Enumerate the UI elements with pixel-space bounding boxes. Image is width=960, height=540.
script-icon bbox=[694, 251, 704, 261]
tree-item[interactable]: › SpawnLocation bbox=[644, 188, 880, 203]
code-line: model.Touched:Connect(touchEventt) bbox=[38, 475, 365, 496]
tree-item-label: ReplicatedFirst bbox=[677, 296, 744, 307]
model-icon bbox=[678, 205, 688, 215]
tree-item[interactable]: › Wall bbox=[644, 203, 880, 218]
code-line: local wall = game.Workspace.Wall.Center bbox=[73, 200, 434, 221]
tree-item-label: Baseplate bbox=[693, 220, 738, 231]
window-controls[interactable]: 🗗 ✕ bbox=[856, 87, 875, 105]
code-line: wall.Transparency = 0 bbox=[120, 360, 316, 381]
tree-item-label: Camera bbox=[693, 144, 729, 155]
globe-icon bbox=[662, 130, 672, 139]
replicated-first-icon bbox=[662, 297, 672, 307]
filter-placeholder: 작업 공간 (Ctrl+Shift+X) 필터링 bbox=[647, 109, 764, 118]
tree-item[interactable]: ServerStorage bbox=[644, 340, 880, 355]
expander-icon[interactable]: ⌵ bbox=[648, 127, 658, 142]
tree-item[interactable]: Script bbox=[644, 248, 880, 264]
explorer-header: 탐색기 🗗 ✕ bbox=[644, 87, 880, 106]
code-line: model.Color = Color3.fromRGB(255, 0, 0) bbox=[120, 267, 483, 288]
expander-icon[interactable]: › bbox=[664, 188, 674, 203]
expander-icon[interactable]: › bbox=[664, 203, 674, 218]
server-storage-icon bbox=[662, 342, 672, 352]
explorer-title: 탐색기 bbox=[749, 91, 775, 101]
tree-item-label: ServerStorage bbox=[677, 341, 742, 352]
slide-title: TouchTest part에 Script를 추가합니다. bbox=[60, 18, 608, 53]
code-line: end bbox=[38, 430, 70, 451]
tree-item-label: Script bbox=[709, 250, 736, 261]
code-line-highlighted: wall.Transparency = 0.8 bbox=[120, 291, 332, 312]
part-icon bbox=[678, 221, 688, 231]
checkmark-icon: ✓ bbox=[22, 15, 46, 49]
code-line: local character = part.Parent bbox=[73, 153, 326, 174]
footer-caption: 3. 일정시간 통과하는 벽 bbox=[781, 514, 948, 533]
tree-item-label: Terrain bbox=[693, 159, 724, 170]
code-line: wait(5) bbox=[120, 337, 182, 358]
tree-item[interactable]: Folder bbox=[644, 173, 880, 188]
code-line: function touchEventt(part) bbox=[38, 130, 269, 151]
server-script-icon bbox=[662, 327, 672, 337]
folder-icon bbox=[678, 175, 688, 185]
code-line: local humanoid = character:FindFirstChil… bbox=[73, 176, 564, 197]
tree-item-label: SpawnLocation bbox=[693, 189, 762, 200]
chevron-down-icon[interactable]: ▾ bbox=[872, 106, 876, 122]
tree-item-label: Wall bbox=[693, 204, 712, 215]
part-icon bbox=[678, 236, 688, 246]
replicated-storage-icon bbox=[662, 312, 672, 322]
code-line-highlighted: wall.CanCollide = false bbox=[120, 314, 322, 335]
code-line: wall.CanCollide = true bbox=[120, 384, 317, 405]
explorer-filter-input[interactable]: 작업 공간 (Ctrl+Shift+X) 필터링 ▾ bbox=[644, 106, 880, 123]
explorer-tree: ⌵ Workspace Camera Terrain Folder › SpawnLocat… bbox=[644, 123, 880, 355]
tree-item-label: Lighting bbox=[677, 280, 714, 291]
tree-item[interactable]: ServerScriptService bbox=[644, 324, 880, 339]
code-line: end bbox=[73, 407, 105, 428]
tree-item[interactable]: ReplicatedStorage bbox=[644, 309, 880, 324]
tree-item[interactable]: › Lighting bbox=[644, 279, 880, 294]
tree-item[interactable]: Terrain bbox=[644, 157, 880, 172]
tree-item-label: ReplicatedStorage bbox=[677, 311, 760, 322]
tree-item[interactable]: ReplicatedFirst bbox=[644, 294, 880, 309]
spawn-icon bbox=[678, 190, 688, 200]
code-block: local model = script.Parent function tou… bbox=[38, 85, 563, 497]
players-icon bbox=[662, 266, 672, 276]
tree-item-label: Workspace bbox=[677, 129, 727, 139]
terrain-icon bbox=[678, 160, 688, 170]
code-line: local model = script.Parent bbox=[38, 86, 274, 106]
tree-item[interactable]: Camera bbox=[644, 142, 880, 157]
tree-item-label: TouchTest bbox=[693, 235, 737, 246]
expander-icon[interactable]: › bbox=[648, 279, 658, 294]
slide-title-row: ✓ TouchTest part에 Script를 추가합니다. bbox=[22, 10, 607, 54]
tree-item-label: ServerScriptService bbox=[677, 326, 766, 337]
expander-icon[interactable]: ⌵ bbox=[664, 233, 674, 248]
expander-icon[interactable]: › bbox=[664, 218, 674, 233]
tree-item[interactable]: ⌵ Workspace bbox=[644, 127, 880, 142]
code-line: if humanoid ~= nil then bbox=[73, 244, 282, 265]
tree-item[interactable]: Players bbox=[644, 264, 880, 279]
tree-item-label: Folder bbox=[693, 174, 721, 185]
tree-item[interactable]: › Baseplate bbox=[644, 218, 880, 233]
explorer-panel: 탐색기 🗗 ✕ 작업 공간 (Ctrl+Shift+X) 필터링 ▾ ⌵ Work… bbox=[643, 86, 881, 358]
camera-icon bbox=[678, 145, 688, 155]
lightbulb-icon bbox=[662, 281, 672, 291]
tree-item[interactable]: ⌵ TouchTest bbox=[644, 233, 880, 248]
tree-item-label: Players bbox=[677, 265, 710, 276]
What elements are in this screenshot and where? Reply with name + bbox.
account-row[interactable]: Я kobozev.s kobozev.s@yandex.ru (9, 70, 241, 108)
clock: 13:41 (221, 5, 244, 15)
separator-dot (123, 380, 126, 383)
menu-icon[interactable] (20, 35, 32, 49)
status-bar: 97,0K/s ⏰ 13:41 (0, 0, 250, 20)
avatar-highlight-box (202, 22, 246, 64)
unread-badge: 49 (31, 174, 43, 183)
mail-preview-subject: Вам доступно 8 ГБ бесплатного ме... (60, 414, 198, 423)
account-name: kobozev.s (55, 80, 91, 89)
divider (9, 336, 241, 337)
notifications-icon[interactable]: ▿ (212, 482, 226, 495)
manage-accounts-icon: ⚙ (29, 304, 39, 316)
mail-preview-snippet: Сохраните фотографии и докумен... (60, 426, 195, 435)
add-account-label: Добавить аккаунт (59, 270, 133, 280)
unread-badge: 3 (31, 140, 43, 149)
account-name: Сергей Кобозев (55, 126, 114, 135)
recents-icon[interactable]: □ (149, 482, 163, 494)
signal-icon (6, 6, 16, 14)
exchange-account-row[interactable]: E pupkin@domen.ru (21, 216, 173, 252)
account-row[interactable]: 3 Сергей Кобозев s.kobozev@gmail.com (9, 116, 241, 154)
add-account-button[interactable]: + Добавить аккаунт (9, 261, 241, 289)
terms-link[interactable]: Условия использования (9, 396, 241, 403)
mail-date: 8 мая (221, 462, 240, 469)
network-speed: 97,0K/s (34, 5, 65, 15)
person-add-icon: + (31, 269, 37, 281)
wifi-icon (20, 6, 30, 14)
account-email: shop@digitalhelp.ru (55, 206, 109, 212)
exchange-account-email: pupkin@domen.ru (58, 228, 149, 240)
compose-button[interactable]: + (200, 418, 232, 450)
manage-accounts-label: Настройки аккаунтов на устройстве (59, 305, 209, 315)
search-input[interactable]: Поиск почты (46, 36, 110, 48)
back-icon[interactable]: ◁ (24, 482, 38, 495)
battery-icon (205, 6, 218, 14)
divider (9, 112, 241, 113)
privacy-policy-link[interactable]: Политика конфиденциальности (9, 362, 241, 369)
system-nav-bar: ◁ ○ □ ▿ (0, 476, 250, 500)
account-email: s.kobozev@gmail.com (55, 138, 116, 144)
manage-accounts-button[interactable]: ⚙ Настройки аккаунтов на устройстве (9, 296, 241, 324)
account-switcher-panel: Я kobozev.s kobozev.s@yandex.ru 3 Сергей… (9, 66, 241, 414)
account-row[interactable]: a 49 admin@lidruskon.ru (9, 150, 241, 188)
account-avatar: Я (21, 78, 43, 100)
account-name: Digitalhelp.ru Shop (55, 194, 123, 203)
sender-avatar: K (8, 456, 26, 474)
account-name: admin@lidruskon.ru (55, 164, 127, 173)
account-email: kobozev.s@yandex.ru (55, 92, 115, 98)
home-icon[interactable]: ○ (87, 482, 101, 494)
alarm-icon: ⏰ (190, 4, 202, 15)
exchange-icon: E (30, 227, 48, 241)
• • • • •
_任务_
能否把上面的数据从开头一直到包含“window-controls[interactable]: 🗗 ✕”的那一行（含该行）逐字重新录入一遍？

_任务答案_
Enumerate the UI elements with pixel-space bounding boxes. Image is width=960, height=540.
script-icon bbox=[694, 251, 704, 261]
tree-item[interactable]: › SpawnLocation bbox=[644, 188, 880, 203]
code-line: model.Touched:Connect(touchEventt) bbox=[38, 475, 365, 496]
tree-item-label: ReplicatedFirst bbox=[677, 296, 744, 307]
model-icon bbox=[678, 205, 688, 215]
tree-item[interactable]: › Wall bbox=[644, 203, 880, 218]
code-line: local wall = game.Workspace.Wall.Center bbox=[73, 200, 434, 221]
tree-item-label: Baseplate bbox=[693, 220, 738, 231]
window-controls[interactable]: 🗗 ✕ bbox=[856, 87, 875, 105]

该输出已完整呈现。